## BEGIN

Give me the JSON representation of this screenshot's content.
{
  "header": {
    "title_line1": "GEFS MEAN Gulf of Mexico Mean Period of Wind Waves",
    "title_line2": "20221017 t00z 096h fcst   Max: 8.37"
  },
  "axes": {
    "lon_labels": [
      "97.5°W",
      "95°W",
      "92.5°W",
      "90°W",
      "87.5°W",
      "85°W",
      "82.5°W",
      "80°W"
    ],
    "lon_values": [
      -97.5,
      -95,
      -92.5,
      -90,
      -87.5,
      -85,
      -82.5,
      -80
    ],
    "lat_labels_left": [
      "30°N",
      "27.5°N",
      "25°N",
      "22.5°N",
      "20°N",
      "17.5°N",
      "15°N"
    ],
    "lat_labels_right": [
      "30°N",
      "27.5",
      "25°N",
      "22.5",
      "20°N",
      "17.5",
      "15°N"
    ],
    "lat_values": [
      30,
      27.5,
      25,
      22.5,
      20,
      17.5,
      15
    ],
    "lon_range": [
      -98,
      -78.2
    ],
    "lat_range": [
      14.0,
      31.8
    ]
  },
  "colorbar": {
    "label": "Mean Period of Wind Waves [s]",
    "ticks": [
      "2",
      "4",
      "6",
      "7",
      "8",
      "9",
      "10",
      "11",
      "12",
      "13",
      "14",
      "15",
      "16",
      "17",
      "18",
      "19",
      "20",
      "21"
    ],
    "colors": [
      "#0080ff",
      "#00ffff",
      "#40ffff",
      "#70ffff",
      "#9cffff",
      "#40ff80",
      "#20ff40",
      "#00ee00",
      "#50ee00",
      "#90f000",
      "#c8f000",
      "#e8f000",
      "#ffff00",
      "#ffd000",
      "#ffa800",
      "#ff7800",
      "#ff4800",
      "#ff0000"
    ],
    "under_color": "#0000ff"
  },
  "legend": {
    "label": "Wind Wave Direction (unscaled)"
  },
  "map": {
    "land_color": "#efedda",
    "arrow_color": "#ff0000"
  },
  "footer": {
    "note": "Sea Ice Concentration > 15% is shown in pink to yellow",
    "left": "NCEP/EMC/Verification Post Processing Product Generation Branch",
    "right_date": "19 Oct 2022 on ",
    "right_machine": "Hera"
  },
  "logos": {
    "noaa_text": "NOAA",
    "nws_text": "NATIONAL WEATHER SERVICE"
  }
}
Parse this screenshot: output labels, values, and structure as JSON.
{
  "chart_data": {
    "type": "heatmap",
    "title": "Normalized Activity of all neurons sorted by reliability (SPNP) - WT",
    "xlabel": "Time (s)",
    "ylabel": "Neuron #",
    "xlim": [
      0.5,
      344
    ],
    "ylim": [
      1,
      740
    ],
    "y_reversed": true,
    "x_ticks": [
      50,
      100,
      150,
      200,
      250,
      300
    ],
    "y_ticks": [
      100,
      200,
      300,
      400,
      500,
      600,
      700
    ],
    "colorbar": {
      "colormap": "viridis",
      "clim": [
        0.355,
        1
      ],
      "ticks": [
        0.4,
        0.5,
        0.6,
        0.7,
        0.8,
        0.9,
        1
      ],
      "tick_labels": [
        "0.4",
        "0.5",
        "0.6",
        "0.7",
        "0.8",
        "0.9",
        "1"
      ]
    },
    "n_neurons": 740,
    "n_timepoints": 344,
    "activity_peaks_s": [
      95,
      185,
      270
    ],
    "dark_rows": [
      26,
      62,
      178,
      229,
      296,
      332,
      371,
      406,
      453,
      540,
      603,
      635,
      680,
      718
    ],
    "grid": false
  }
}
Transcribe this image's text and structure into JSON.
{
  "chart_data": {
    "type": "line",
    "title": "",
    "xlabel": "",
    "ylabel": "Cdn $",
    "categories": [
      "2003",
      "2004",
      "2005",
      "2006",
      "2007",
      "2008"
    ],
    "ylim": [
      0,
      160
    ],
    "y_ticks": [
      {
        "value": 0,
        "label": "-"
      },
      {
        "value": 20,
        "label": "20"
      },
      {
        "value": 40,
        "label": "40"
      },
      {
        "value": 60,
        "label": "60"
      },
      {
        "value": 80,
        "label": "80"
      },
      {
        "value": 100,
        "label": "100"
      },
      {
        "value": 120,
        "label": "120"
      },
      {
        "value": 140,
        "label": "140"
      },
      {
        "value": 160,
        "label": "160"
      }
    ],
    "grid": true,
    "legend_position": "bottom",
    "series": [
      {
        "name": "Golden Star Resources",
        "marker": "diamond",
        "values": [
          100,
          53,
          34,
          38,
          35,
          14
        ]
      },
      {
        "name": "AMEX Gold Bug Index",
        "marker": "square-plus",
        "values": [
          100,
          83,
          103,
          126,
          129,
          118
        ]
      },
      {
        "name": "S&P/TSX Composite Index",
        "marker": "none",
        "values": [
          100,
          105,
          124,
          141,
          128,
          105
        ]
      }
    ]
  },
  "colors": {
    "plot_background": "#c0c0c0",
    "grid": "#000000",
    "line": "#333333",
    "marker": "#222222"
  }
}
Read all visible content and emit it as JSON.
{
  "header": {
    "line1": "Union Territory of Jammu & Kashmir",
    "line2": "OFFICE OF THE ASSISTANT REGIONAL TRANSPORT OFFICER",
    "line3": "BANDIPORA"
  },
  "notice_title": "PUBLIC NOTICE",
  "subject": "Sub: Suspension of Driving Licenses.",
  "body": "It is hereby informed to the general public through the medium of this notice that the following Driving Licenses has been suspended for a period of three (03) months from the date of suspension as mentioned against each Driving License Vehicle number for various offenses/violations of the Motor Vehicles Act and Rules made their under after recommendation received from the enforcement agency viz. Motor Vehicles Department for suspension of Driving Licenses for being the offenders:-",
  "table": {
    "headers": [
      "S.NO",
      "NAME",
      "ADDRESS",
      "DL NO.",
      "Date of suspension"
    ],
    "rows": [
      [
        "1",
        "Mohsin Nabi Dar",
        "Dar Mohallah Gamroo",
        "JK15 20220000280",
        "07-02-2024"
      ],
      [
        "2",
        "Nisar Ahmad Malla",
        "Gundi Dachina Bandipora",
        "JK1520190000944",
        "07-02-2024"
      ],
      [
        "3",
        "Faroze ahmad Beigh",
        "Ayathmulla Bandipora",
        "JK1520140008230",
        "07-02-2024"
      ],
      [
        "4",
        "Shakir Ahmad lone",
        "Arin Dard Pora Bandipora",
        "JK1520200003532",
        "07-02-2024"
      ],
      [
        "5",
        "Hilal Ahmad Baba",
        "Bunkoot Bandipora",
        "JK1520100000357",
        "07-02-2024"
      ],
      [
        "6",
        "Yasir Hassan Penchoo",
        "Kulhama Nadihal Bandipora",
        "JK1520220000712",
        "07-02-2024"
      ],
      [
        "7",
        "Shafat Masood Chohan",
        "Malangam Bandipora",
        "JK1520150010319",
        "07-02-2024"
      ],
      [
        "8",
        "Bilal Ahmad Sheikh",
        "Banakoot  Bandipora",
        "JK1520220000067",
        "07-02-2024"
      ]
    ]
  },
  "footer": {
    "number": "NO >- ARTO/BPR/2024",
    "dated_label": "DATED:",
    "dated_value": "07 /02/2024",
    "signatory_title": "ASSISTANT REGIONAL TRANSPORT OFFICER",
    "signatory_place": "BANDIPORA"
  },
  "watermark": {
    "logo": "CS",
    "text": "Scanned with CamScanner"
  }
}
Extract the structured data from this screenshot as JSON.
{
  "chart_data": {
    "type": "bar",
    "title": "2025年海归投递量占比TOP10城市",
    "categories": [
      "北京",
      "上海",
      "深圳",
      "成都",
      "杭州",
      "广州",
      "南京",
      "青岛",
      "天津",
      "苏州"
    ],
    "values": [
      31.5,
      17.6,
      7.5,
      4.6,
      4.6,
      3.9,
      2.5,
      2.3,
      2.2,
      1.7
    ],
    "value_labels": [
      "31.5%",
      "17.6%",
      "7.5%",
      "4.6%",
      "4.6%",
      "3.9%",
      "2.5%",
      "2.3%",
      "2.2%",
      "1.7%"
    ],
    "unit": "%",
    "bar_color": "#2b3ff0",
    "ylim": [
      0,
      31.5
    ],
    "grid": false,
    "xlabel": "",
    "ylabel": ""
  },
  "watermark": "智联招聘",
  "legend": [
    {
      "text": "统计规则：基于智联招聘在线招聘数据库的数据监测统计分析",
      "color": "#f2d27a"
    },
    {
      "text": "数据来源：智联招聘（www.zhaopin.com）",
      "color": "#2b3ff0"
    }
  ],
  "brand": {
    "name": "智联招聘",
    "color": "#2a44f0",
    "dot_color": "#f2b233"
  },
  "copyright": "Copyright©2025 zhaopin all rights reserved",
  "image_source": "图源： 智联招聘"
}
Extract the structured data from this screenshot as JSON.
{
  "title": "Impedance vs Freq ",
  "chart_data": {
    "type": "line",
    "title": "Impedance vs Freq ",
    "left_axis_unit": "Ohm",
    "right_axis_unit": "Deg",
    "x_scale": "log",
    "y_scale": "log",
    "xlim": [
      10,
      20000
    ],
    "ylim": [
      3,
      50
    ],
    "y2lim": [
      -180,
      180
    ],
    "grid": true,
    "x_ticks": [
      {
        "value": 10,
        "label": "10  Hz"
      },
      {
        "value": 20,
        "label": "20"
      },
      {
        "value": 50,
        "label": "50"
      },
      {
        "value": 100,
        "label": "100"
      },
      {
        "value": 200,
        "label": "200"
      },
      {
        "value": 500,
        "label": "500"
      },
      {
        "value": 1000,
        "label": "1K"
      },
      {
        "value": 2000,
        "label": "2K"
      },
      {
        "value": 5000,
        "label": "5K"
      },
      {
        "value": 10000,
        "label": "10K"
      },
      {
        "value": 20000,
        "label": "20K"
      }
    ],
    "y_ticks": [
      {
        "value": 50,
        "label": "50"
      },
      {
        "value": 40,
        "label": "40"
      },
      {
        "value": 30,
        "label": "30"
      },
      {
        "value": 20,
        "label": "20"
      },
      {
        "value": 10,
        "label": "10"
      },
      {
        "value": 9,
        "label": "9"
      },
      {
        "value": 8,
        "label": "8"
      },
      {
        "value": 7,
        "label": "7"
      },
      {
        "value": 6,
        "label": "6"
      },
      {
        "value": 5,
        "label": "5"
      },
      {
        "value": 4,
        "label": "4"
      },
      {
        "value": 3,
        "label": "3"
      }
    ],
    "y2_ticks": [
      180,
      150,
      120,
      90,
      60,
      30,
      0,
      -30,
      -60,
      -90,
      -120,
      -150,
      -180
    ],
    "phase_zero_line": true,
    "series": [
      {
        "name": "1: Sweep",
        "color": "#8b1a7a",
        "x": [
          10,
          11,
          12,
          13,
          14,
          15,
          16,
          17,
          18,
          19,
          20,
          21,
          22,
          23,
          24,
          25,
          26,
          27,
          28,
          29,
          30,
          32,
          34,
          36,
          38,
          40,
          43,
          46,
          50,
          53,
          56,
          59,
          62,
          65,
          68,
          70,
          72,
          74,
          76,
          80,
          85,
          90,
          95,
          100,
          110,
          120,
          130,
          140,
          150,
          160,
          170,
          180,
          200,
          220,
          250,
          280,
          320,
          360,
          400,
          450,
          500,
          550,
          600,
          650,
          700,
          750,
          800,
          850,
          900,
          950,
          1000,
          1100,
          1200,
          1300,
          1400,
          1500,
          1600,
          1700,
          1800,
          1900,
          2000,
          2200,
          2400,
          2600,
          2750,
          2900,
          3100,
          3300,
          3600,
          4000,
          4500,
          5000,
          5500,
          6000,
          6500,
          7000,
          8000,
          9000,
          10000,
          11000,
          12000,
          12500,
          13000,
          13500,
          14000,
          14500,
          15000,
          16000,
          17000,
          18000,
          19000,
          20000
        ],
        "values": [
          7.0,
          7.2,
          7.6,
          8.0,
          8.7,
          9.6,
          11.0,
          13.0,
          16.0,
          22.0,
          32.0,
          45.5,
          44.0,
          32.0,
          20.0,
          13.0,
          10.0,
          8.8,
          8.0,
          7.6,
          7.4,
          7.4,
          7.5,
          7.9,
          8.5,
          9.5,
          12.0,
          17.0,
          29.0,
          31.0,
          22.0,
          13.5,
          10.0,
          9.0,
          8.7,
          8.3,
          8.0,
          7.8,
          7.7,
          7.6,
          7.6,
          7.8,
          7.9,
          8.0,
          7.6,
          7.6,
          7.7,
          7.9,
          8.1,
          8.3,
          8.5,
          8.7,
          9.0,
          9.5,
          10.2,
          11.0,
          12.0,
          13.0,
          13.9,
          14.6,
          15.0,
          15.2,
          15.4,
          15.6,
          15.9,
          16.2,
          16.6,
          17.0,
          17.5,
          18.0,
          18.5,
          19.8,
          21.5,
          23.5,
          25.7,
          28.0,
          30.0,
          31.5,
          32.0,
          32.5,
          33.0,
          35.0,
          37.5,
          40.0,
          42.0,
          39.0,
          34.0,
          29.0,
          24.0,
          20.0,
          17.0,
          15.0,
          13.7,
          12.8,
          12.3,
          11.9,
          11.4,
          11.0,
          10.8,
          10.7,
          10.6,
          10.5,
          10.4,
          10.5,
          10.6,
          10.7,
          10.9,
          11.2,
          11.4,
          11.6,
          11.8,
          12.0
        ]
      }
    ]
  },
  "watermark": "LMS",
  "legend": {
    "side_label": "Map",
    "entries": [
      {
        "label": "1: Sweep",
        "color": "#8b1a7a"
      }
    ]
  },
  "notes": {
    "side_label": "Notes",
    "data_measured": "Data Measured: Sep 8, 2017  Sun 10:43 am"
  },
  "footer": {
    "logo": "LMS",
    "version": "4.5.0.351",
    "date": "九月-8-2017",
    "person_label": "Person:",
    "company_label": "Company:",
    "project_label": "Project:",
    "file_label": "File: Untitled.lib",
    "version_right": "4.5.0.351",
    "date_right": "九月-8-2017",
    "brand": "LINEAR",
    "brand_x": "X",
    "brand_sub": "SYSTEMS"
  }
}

## END

**Objective**
Go through the data above and find the lines with the word "Impedance". Copy each of those lines.

**Task output**
  "title": "Impedance vs Freq ",
    "title": "Impedance vs Freq ",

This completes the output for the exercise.